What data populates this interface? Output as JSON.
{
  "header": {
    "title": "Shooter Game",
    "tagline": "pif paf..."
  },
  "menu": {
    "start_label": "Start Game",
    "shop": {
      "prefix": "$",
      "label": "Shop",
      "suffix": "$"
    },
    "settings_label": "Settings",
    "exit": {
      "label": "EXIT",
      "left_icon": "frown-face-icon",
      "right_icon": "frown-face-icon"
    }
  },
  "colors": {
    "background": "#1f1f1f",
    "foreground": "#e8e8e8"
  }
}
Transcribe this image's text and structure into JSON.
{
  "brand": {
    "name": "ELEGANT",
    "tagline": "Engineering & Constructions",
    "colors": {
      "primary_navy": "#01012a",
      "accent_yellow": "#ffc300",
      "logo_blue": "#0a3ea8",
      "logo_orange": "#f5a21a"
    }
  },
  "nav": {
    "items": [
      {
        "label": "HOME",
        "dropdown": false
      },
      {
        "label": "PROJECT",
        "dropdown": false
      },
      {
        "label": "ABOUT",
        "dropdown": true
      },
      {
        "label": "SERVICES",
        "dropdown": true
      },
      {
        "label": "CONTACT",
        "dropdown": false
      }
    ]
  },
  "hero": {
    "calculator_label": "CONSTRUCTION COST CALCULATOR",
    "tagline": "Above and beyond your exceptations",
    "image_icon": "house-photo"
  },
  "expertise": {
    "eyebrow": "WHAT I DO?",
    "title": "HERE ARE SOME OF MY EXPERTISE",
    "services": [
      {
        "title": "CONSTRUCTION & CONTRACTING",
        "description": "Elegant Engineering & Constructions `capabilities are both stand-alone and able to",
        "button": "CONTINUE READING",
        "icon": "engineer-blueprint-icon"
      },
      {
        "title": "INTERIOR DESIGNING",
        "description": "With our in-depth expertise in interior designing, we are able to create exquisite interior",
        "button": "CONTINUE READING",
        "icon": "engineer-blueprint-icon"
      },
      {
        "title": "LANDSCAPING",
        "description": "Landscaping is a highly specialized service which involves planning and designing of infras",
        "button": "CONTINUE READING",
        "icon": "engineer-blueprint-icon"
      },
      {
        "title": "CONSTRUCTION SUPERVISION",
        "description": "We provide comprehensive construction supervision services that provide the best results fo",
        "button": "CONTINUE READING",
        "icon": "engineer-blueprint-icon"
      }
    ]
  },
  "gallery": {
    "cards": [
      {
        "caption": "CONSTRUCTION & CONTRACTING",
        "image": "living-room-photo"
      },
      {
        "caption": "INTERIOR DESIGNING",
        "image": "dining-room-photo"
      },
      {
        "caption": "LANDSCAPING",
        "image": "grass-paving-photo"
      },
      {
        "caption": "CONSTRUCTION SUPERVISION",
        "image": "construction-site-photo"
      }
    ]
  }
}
* * *
CHALLENGE: Show every line of the listing in which the string "Engineering" can be found.

EXERCISE RESPONSE:
    "tagline": "Engineering & Constructions",
        "description": "Elegant Engineering & Constructions `capabilities are both stand-alone and able to",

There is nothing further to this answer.